● SUPPLIED MATERIAL
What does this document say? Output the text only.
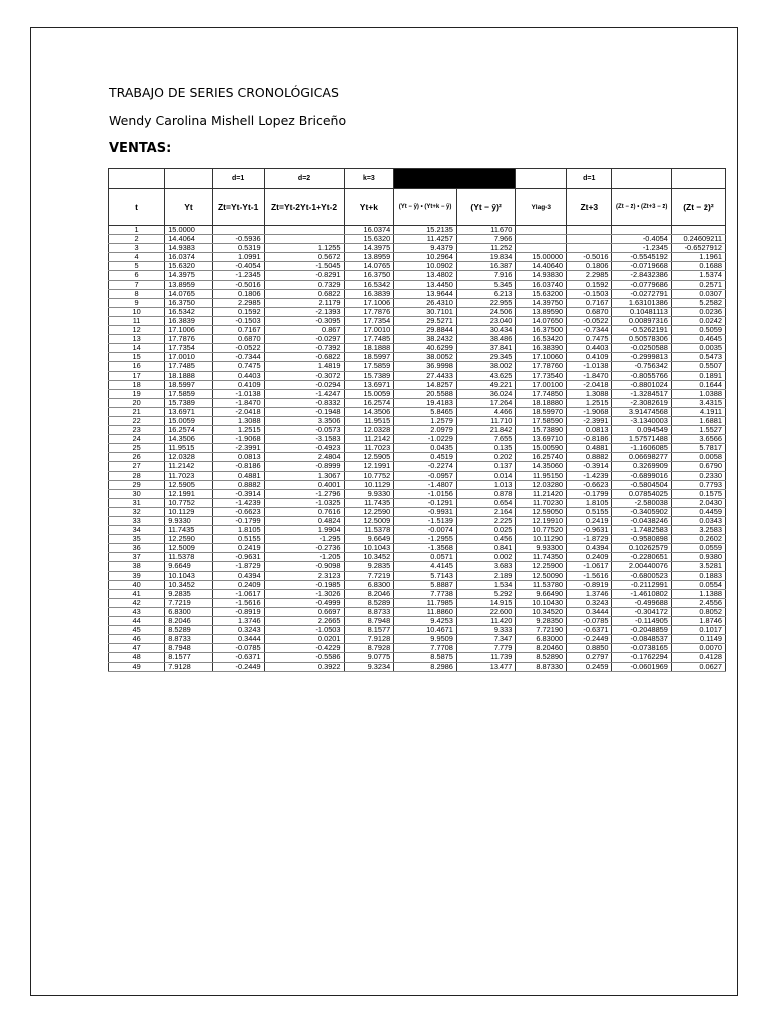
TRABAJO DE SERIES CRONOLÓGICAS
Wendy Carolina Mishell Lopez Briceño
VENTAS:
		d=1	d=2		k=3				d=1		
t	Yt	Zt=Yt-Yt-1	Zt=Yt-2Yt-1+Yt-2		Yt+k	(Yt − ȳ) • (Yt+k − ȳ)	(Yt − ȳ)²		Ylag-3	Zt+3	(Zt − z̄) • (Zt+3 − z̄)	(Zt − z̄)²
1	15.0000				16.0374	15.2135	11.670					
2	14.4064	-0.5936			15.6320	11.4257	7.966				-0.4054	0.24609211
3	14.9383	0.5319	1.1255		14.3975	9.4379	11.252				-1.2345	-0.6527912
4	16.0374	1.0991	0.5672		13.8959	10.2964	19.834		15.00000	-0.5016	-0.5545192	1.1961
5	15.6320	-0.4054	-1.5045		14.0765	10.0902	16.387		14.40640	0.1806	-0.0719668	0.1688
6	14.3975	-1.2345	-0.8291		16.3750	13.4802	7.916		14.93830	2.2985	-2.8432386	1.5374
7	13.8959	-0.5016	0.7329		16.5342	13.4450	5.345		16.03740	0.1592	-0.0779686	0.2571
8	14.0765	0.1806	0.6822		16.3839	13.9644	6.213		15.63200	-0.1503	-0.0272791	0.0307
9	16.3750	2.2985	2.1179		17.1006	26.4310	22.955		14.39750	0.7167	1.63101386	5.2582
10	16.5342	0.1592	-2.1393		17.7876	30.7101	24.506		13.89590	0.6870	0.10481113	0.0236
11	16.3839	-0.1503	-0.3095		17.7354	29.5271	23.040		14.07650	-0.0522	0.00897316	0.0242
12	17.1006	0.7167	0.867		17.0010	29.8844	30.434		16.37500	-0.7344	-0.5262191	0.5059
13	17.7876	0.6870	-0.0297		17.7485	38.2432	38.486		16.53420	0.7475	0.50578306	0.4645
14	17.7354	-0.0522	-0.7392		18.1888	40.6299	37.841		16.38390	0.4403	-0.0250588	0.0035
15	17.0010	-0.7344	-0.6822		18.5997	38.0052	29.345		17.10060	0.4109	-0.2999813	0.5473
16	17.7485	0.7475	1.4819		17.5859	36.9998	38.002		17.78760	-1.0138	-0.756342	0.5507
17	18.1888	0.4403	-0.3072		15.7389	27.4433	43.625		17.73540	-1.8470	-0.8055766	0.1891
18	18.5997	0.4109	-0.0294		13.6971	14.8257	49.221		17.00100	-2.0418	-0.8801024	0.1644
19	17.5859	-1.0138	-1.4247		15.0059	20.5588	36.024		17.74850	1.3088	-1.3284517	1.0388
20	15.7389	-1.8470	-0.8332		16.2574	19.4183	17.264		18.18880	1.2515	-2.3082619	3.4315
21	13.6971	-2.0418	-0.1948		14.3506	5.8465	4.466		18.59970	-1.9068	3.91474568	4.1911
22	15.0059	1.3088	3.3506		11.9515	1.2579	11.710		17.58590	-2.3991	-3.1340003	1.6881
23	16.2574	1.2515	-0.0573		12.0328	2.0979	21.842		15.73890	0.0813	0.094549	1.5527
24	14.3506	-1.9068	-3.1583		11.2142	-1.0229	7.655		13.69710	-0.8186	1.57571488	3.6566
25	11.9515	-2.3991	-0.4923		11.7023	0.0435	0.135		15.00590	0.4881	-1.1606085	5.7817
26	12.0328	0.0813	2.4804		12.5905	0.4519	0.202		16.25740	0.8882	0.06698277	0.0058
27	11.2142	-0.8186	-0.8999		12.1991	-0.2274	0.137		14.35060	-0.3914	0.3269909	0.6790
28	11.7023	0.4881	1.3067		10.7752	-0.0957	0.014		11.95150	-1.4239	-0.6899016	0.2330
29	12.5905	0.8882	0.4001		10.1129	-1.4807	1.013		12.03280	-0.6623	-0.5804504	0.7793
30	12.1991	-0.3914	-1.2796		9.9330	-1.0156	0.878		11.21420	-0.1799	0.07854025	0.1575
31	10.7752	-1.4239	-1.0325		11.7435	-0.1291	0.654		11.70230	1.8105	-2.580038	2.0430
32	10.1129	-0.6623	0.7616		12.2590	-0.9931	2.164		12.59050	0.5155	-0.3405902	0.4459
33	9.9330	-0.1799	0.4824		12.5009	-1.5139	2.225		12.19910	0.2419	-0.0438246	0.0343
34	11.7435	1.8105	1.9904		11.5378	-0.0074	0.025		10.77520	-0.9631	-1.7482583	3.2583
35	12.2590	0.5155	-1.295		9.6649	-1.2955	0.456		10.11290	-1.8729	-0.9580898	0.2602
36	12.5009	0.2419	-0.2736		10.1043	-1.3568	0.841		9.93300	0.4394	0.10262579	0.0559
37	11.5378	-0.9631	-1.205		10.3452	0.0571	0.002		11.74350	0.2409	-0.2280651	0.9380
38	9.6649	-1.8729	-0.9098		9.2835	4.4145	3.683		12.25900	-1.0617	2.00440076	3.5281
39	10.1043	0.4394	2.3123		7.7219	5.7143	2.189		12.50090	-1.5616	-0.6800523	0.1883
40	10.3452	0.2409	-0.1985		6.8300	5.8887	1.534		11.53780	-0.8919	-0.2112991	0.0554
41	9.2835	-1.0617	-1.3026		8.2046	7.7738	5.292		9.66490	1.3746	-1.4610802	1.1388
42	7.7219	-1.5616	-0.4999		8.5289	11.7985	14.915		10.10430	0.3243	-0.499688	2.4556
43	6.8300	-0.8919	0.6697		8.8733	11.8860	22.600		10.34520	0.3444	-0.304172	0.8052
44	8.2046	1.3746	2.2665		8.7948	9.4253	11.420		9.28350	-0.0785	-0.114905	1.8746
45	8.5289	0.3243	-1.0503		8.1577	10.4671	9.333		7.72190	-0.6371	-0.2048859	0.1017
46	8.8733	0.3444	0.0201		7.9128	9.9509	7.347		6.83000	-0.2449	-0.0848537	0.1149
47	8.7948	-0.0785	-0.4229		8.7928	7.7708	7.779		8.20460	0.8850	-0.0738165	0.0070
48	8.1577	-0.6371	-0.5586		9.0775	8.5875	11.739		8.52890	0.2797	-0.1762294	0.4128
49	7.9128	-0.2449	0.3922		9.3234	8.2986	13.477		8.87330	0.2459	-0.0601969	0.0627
* * *
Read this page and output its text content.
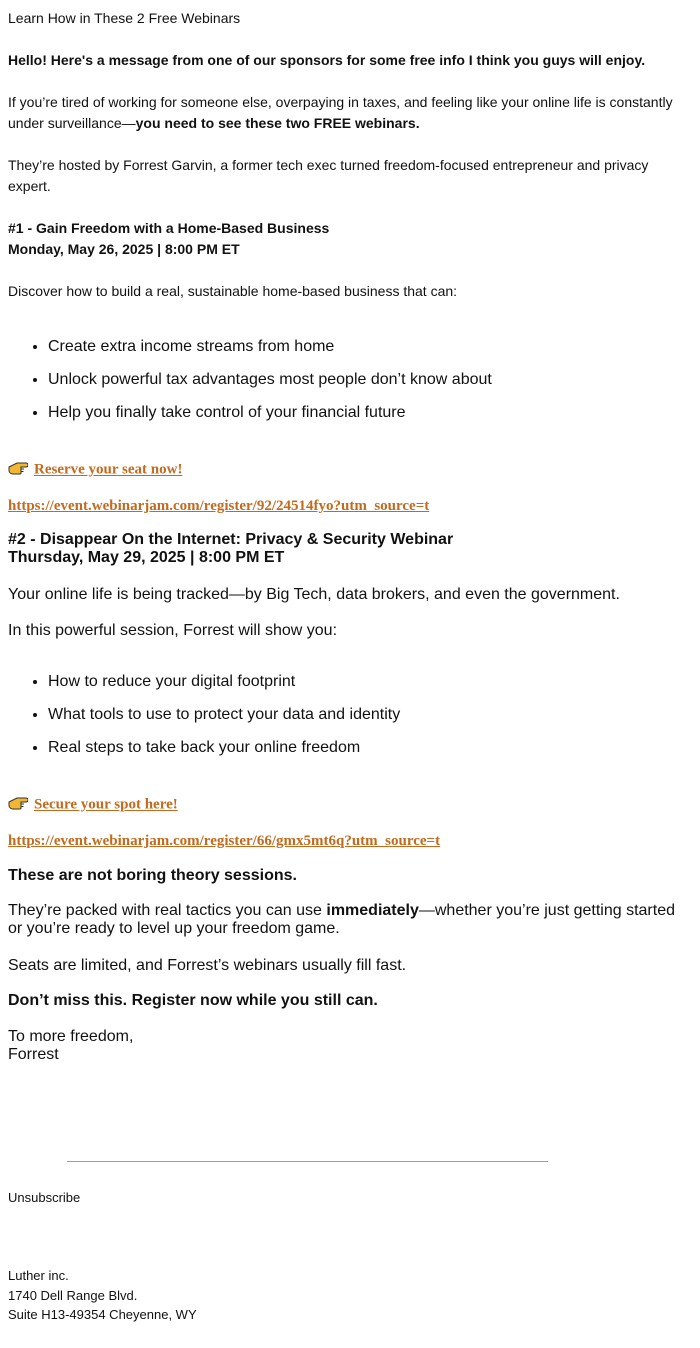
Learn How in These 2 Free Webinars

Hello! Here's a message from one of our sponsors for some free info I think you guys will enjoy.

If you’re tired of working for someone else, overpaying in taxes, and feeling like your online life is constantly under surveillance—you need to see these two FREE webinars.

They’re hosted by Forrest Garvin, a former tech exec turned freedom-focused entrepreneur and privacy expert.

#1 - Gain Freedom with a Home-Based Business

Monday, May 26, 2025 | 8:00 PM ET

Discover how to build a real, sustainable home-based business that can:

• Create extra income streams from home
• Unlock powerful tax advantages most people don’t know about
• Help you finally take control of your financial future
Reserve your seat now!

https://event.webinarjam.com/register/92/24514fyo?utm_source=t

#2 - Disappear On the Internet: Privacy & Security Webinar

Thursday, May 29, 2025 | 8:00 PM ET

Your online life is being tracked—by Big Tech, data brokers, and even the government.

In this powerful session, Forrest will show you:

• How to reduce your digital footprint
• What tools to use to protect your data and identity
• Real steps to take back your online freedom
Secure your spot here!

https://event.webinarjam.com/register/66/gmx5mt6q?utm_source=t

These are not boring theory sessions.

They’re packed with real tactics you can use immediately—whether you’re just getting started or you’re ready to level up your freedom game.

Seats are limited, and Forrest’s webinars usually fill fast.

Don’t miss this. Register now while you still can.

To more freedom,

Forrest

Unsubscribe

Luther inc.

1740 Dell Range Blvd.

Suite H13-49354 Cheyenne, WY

● PROBLEM DESCRIPTION
Pull every line containing "will" from the material above.

● CORRECT OUTPUT
Hello! Here's a message from one of our sponsors for some free info I think you guys will enjoy.
In this powerful session, Forrest will show you:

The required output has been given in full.